**PROBLEM REQUIREMENTS**
Search the records that follow and extract every line containing the string "dash".

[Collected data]
________

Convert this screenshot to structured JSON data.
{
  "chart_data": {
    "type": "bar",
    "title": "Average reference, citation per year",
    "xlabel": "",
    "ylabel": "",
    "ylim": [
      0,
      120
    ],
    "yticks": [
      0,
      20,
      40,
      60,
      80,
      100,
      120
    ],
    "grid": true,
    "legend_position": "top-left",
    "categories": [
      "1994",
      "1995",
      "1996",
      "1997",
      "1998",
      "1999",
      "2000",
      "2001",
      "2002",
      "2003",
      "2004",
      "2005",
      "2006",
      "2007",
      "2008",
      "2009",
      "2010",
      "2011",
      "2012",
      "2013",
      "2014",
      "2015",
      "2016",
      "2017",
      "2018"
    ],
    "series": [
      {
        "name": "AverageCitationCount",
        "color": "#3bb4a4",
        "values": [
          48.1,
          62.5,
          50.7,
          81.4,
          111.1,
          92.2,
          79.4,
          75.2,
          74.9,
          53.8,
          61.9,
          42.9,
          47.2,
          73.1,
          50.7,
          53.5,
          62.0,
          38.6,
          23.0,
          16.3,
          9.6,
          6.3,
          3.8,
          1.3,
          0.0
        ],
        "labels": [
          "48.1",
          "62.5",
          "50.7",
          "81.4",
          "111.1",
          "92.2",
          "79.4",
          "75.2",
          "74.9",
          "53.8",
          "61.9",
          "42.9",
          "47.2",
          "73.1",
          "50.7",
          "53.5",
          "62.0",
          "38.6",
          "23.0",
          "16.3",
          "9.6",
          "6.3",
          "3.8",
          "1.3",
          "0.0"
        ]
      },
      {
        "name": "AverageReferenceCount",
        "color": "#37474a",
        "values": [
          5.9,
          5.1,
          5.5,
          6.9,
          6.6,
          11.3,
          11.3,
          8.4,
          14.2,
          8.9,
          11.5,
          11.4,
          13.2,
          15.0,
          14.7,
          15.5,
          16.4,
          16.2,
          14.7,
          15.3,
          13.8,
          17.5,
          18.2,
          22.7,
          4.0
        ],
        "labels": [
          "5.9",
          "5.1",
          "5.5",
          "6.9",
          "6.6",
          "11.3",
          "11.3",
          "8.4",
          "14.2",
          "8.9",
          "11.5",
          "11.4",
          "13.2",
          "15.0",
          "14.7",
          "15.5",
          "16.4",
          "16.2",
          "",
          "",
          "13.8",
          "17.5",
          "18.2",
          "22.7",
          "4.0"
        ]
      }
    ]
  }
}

________

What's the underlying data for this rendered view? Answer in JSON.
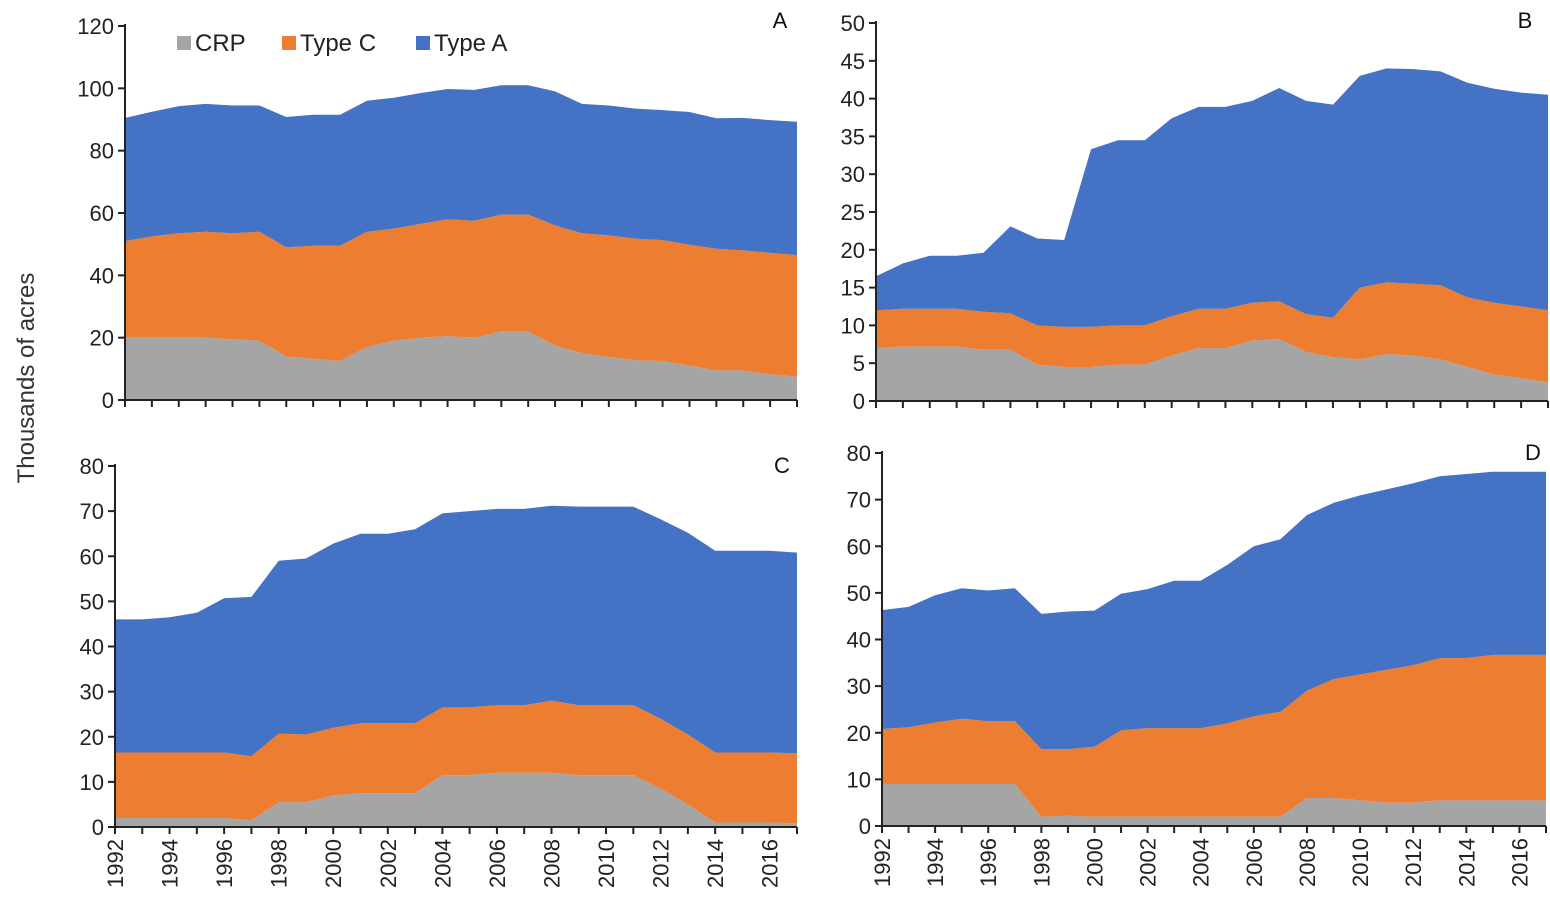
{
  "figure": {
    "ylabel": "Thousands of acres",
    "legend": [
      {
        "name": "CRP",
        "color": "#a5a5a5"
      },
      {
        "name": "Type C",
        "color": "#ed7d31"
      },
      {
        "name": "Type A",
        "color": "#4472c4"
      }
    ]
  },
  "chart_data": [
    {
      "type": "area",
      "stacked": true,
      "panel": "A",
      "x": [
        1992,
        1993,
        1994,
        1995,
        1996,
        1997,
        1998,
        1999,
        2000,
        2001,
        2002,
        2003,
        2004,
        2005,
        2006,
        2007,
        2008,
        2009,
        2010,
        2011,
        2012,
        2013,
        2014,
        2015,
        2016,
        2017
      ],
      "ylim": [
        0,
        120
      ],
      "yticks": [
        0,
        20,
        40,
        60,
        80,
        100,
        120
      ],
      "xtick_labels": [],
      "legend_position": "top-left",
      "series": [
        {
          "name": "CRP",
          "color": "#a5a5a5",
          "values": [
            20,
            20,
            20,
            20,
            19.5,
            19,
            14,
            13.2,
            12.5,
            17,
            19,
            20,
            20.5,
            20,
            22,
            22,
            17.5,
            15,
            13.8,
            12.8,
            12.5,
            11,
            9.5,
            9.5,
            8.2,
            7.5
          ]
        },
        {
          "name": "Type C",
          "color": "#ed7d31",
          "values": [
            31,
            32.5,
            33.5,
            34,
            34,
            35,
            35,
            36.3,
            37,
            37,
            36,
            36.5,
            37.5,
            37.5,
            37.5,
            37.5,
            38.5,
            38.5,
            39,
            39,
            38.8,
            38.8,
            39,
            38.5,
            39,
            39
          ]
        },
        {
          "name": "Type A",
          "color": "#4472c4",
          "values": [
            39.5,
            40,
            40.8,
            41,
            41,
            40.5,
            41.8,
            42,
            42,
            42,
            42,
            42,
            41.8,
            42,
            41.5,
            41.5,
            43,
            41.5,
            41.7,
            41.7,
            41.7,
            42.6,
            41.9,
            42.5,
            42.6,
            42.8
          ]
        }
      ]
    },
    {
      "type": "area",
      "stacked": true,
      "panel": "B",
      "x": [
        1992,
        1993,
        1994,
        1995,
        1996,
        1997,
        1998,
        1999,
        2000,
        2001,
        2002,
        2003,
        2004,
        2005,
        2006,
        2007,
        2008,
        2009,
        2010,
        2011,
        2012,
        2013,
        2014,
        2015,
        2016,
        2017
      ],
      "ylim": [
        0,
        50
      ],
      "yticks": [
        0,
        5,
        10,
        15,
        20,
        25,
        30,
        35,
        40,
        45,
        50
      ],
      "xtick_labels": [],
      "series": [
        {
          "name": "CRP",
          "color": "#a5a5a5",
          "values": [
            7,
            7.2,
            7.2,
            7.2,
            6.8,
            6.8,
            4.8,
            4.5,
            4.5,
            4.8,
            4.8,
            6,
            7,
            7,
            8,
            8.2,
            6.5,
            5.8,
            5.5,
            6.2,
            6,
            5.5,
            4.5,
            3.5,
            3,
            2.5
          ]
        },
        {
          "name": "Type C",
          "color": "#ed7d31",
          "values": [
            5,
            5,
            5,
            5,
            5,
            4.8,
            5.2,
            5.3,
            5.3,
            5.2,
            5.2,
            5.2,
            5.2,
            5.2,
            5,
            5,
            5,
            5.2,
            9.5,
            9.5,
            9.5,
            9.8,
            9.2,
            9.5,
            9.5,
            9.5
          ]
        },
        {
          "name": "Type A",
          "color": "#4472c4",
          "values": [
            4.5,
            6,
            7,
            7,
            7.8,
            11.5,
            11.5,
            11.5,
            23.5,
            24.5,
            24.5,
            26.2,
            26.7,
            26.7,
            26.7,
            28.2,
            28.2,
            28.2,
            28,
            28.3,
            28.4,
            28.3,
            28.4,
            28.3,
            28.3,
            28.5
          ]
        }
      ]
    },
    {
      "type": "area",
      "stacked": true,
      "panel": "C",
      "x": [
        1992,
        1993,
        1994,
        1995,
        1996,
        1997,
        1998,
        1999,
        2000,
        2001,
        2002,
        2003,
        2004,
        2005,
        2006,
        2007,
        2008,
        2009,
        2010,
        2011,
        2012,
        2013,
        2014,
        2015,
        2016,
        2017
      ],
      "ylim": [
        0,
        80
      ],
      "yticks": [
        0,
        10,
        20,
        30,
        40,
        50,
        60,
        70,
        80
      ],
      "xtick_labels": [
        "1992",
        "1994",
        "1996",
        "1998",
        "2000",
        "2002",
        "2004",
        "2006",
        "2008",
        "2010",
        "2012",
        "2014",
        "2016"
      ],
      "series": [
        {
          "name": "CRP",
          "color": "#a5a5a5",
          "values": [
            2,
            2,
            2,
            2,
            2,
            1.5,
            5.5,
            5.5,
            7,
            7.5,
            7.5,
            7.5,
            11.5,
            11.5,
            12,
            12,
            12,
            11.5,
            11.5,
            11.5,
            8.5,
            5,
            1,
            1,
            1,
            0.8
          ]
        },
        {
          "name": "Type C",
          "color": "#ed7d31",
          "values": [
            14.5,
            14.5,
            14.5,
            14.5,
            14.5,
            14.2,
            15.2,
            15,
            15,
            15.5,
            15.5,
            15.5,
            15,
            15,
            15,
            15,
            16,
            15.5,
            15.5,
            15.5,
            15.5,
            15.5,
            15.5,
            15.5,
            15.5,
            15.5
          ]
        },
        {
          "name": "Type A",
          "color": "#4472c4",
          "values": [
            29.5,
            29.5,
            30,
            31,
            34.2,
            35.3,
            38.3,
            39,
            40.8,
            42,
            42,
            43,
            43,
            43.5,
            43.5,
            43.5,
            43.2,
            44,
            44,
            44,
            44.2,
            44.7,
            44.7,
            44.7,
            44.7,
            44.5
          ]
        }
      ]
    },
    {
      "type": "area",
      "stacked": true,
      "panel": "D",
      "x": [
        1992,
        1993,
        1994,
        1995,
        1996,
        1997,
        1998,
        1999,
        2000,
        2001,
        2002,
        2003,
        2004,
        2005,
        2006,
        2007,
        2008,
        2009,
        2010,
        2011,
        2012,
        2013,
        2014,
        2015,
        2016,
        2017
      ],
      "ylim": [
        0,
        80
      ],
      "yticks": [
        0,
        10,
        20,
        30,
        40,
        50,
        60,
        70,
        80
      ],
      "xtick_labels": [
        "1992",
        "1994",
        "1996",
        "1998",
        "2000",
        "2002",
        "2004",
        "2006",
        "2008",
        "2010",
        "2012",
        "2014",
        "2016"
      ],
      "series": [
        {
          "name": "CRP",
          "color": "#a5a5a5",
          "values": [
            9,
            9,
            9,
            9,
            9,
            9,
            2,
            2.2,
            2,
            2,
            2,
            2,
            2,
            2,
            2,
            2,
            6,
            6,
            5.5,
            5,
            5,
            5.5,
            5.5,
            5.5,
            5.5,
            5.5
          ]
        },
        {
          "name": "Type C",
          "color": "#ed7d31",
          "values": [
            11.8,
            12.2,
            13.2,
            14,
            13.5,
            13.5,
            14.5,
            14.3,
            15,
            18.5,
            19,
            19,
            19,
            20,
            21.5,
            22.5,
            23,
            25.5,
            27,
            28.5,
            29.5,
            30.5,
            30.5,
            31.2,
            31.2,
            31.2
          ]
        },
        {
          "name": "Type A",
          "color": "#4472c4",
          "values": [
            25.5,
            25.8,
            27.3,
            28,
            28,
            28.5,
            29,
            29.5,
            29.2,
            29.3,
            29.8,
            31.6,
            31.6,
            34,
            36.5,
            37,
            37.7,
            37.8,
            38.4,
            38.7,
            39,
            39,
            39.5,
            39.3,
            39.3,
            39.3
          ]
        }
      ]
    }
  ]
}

________

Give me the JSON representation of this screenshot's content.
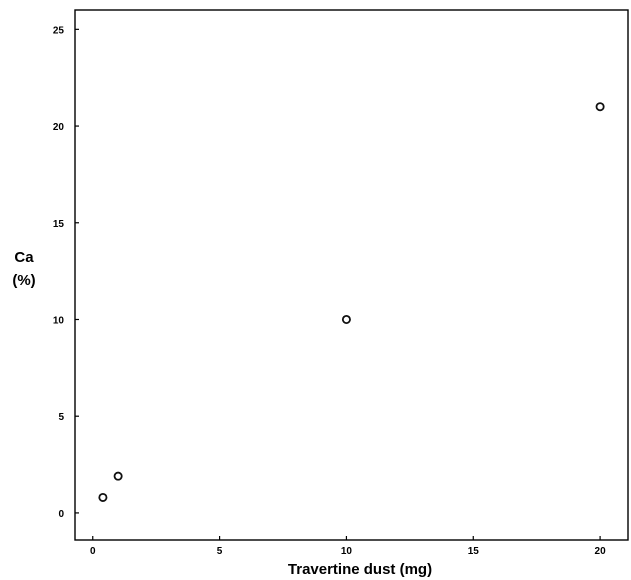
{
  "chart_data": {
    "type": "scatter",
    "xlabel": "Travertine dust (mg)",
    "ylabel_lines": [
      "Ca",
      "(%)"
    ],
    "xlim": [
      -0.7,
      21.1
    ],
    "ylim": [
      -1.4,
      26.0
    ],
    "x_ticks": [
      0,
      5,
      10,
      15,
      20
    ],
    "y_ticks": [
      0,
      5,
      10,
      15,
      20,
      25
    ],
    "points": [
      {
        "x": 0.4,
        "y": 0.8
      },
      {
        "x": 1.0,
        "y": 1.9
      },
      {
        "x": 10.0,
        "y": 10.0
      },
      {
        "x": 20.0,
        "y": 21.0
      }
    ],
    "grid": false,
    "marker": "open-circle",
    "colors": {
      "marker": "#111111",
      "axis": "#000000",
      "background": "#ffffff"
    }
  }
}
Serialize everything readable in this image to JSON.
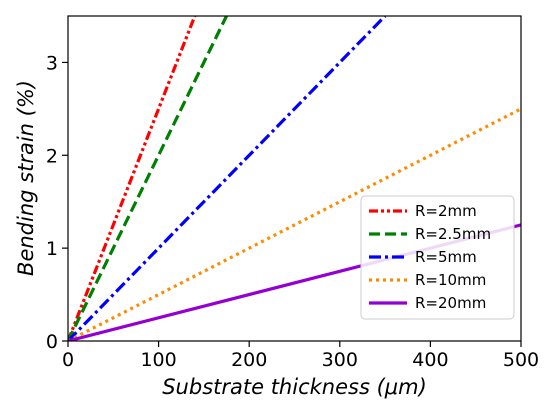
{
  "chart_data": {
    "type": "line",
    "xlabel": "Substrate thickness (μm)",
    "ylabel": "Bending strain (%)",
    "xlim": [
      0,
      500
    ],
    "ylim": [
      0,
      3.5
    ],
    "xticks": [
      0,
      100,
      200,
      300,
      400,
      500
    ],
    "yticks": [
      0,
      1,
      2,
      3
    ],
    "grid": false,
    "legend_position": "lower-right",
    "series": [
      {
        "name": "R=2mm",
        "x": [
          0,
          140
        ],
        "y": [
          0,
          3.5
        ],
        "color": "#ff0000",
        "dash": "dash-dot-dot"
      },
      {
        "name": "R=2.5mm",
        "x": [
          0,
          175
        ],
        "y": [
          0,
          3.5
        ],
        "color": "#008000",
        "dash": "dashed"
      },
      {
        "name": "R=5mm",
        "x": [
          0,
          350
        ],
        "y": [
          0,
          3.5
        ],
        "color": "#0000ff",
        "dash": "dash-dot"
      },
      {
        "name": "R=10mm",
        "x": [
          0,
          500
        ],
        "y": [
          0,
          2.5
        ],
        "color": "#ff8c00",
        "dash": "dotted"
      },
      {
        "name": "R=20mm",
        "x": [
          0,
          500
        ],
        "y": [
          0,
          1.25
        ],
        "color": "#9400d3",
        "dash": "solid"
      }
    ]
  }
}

________

**WORKED SOLUTION**
        "dash": "dash-dot-dot"
        "dash": "dashed"
        "dash": "dash-dot"
        "dash": "dotted"
        "dash": "solid"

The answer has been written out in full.